▸ **WHAT IS EXPECTED**
Give the number of lines in the data that hold the string "Time". Nothing else is needed.

Records excerpted from a collection
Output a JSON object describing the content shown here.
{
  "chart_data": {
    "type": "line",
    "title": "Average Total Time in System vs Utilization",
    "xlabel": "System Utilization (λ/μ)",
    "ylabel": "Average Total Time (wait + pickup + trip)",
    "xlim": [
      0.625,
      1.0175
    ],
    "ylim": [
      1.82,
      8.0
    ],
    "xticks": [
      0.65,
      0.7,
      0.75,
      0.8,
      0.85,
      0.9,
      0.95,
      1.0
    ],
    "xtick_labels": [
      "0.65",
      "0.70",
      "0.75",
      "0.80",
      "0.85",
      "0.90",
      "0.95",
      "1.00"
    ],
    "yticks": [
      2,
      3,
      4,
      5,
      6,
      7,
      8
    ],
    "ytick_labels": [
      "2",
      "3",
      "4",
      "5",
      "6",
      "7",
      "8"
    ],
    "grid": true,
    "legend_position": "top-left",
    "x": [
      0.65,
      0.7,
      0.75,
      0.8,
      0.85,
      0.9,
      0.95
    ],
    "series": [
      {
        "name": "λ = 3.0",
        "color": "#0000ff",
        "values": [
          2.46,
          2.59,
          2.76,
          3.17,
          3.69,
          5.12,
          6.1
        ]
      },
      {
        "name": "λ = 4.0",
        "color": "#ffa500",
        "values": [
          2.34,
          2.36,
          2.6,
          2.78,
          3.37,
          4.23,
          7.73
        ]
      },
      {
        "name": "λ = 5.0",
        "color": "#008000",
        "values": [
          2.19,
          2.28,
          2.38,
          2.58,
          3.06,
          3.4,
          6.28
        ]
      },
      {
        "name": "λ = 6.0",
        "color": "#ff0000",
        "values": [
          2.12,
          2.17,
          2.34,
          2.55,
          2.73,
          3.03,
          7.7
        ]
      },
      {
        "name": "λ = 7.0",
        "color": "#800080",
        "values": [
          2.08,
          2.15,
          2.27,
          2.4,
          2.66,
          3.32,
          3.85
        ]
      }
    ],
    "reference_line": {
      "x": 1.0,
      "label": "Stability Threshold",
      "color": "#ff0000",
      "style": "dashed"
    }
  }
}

▸ **EXERCISE OUTPUT**
2